Of the lines listed below, how many contain the string "vyzva"? Answer with the number alone.

Given entries -

-.-.-

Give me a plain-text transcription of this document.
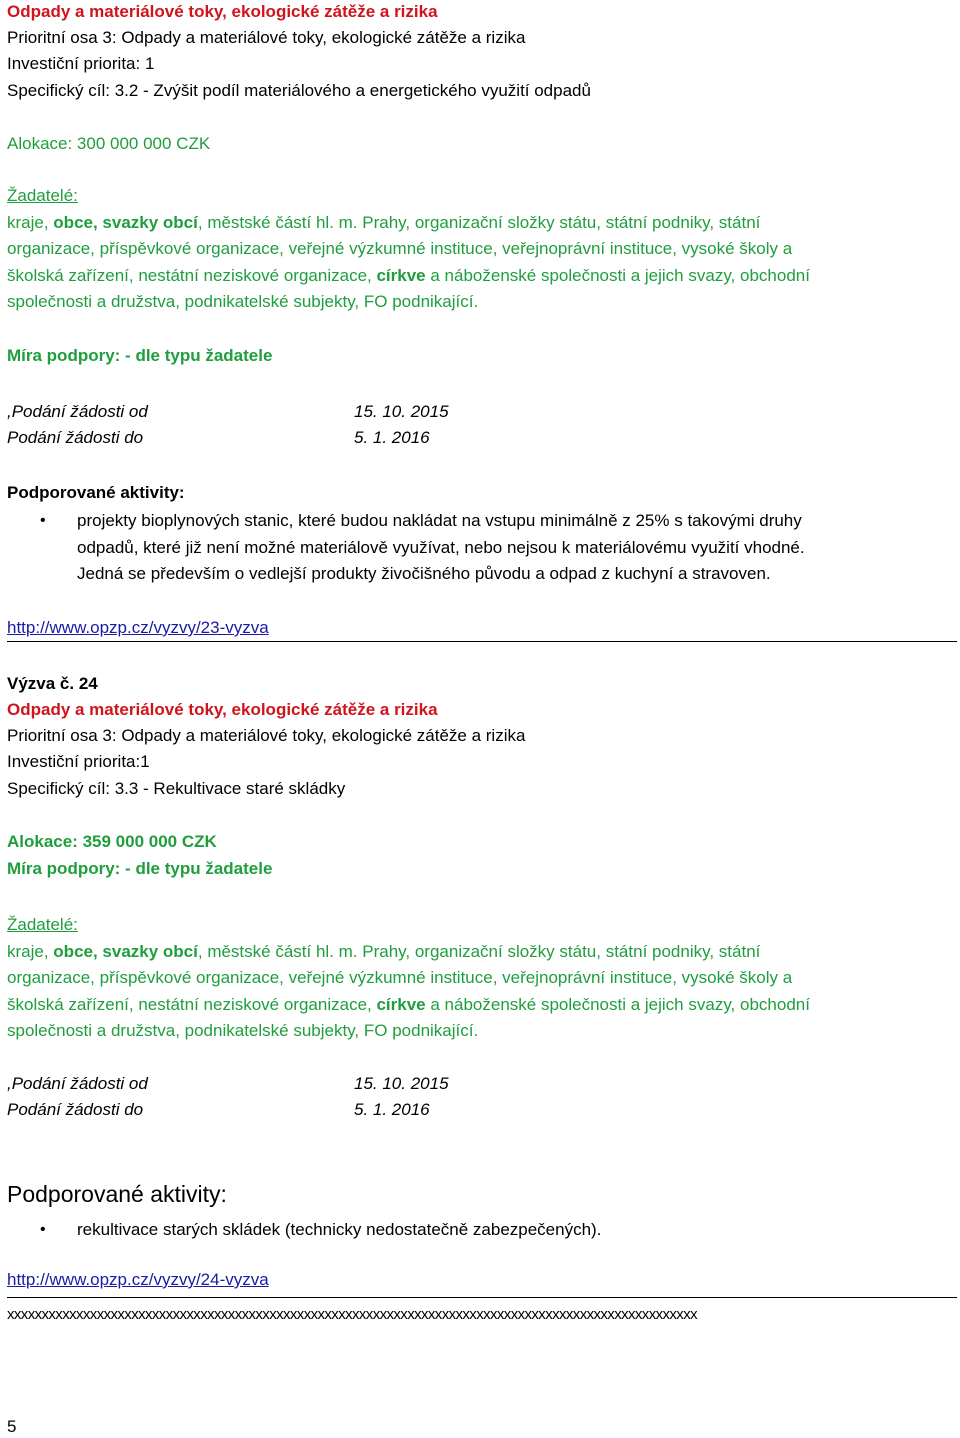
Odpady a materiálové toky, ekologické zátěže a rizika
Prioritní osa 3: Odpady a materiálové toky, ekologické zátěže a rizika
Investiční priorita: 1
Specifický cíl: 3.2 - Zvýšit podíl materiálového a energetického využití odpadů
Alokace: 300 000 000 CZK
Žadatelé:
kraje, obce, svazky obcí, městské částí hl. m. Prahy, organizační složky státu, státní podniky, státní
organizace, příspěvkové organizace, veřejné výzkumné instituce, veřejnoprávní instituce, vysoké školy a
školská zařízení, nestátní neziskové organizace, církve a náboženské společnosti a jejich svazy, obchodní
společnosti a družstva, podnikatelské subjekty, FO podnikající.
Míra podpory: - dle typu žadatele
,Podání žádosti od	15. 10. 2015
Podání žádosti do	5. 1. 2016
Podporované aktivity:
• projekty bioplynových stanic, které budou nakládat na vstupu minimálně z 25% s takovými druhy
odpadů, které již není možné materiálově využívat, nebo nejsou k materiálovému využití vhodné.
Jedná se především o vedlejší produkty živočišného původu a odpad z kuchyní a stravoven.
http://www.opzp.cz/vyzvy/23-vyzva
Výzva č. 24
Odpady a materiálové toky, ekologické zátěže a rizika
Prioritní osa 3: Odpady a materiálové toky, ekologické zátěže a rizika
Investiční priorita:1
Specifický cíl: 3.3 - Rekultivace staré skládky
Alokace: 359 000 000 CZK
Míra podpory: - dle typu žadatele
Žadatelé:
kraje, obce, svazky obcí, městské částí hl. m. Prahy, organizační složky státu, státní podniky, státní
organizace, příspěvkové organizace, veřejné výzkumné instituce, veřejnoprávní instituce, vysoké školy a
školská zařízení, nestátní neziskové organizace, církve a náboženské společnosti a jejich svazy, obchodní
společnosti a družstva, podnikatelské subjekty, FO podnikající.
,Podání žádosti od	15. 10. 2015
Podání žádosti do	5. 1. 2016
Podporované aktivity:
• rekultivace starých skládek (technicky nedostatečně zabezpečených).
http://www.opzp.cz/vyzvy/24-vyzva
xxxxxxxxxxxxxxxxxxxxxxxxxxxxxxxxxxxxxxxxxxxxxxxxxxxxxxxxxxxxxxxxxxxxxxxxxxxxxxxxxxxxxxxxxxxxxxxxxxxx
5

-.-.-

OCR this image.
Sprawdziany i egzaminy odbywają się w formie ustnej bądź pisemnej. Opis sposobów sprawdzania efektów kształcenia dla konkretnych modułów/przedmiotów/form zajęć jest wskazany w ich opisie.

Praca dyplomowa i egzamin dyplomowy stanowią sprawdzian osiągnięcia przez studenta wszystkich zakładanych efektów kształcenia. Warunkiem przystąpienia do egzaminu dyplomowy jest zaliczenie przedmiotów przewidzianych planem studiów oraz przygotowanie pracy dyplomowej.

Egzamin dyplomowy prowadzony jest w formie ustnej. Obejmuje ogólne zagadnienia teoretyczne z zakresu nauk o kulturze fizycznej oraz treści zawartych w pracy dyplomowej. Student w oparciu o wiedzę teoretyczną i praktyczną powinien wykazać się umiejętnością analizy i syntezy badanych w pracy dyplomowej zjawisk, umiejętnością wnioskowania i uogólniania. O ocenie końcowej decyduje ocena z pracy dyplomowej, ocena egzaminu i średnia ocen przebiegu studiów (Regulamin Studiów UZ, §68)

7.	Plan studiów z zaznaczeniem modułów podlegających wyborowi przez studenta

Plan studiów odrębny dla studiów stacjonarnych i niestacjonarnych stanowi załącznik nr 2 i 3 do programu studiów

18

-.-.-

Exercise response - 2